TEXT SECTION:
• • • • •
IN THE UNITED STATES DISTRICT COURT FOR THE EASTERN DISTRICT OF CALIFORNIA


June 30, 2011

DWAYNE MEREDITH, PETITIONER,
v.
RAUL LOPEZ, WARDEN, RESPONDENT.

ORDER

Petitioner, a state prisoner proceeding pro se, has filed an application for a writ of habeas corpus pursuant to 28 U.S.C. § 2254. This matter is before the undersigned on the consent of the parties.*fn1 See 28 U.S.C. § 636(c)(1). On March 2, 2011, petitioner filed a motion for stay and abeyance. On March 25, 2011, respondent filed a motion to dismiss. Upon review of the motions, the documents in support and opposition, and good cause appearing therefor, THE COURT FINDS AS FOLLOWS:

FACTUAL AND PROCEDURAL BACKGROUND On August 22, 2007, a jury convicted petitioner in the Sacramento County Superior Court of residential burglary, receiving stolen property and possession of methamphetamine. Clerk's Transcript ("CT") at 194-96. On September 28, 2007, petitioner was sentenced to an aggregate term of 15 years in state prison, which included a sentencing enhancement in light of a prior conviction. Id. at 255.

On July 3, 2008, petitioner, proceeding pro se, filed a Petition for Writ of Error Coram Nobis with the Sacramento County Superior Court challenging the trial court's use of a prior burglary conviction as a "strike." Lodgment ("LD") 1. On September 17, 2008, the petition was construed as a petition for writ of habeas corpus challenging the prior conviction. LD 2. As such, the petition was denied as untimely and lacking in merit. Id. Petitioner appealed to the California Court of Appeal, which, on May 15, 2009, affirmed the lower court's ruling denying the petition. LD 3.

On October 28, 2008, petitioner, again proceeding pro se, filed a petition for writ of mandamus / habeas corpus in the California Court of Appeal, Third Appellate District. LD 16. There, petitioner asserted a claim for ineffective assistance of trial counsel and for ineffective assistance of appellate counsel. There is no record on the website of the California Court of Appeal that this petition was docketed, despite the fact that the face of this petition indicates that it was.

On December 16, 2008, petitioner's appellate counsel filed an opening brief in the California Court of Appeal, Third Appellate District, alleging instructional error and a due process violation for the trial court's error in compelling petitioner to stand trial in prison garb.*fn2

LD 4. On June 15, 2009, the California appellate court affirmed petitioner's conviction and sentence in a published opinion. LD 10. On June 29, 2009, petitioner, through appellate counsel, filed a petition for rehearing. LD 11. On July 2, 2009, the petition for rehearing was summarily denied by the California Court of Appeal, Third Appellate District. LD 12.

On July 28, 2009, petitioner appealed to the California Supreme Court. LD 13. On September 20, 2009, the petition for review was summarily denied. LD 14.
• • • • •
GIVEN DATA:
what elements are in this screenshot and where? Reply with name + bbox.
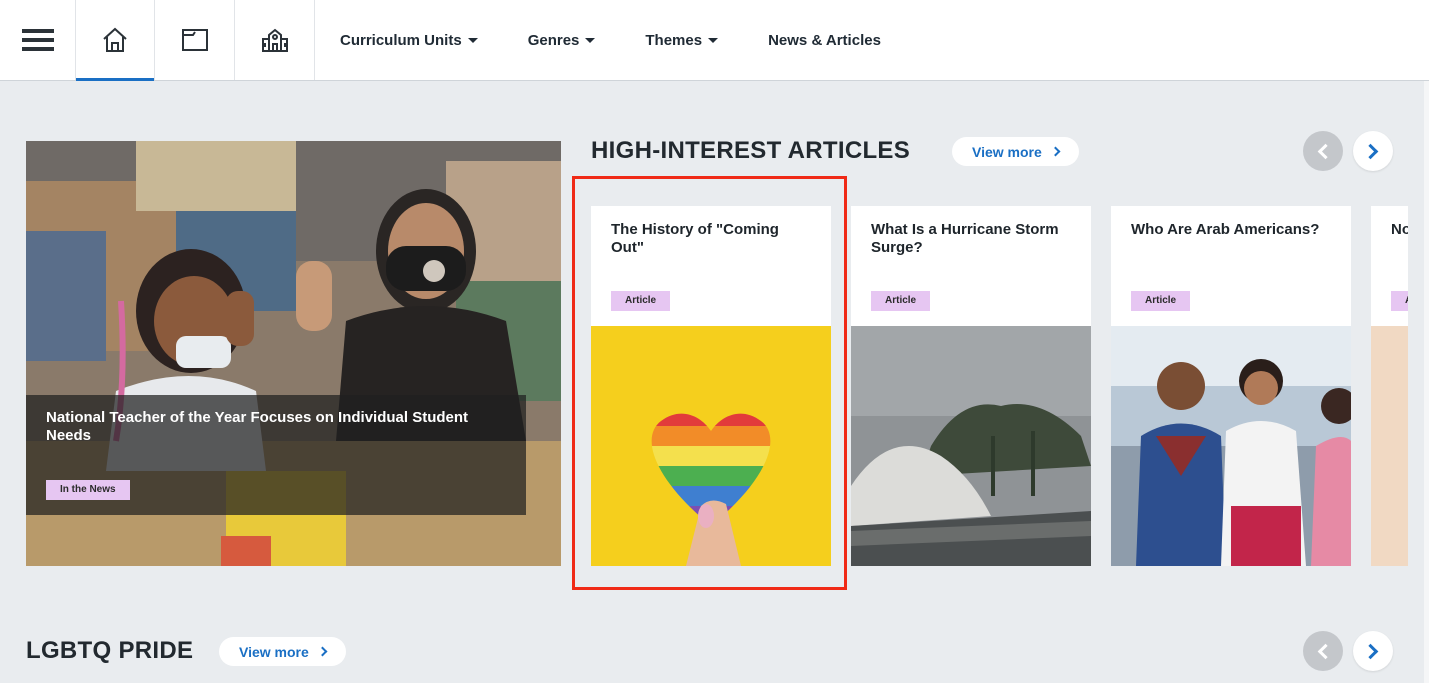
• • • • •
TO DO: Using the court order above, say whether each statement agrees with it: 1. The petitioner was convicted by a jury in the Sacramento County Superior Court. 2. The petitioner received a 12-year sentence. 3. The California Supreme Court denied the petition for rehearing. Answer each with yes or no and quote the deciding words.

WRITTEN SOLUTION:
1. Yes: "a jury convicted petitioner in the Sacramento County Superior Court of residential burglary, receiving stolen property and possession of methamphetamine"
2. No: "an aggregate term of 15 years in state prison"
3. No: "the petition for rehearing was summarily denied by the California Court of Appeal, Third Appellate District"